**** DATA RECORDS
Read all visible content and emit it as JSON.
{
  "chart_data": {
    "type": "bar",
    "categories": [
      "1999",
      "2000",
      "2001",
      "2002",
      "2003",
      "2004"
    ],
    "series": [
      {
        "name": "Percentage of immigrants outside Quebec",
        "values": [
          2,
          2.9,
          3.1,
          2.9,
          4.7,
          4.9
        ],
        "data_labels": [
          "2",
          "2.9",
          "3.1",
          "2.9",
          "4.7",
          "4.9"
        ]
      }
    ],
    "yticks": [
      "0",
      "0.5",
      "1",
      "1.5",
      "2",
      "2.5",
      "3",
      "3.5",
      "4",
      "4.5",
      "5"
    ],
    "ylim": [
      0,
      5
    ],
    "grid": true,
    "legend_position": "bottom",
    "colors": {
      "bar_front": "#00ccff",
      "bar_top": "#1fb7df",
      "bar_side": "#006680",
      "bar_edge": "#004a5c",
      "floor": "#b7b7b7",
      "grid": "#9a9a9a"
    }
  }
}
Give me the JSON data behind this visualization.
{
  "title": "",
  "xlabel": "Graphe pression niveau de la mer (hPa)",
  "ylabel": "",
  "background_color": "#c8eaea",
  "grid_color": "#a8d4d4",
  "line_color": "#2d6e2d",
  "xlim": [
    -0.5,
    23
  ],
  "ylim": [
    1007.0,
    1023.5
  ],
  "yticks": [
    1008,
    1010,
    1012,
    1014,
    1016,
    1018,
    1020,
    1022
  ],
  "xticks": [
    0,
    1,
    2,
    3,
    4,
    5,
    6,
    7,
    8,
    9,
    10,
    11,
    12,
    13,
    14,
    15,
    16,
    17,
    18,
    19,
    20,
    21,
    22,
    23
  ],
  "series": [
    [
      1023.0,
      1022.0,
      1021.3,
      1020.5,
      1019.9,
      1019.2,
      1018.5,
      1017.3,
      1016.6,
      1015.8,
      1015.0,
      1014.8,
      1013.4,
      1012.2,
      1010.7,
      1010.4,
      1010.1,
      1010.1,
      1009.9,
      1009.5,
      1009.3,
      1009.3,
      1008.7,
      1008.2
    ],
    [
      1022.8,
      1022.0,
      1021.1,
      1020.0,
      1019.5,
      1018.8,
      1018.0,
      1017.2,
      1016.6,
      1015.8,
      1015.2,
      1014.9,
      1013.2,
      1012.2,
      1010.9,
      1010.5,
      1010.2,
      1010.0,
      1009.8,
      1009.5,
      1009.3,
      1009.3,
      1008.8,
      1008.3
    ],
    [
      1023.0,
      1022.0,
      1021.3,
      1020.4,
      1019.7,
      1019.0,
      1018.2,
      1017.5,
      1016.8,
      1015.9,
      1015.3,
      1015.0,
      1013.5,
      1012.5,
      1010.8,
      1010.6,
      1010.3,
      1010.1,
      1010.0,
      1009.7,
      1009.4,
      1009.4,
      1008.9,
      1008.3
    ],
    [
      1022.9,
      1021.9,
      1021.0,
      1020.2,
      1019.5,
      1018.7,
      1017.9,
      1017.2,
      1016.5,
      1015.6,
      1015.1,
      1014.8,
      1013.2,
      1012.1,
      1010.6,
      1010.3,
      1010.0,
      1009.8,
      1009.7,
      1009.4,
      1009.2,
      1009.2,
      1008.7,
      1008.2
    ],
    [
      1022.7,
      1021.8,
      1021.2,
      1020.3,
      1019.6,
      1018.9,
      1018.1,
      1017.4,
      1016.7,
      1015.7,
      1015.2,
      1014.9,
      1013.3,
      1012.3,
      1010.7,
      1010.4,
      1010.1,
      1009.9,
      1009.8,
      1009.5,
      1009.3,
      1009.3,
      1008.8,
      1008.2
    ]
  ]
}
********
— THE REQUEST —
Check each line above for the word "JSON" and give the number of lines that have it, nothing else.

— RESPONSE TO THE TASK —
2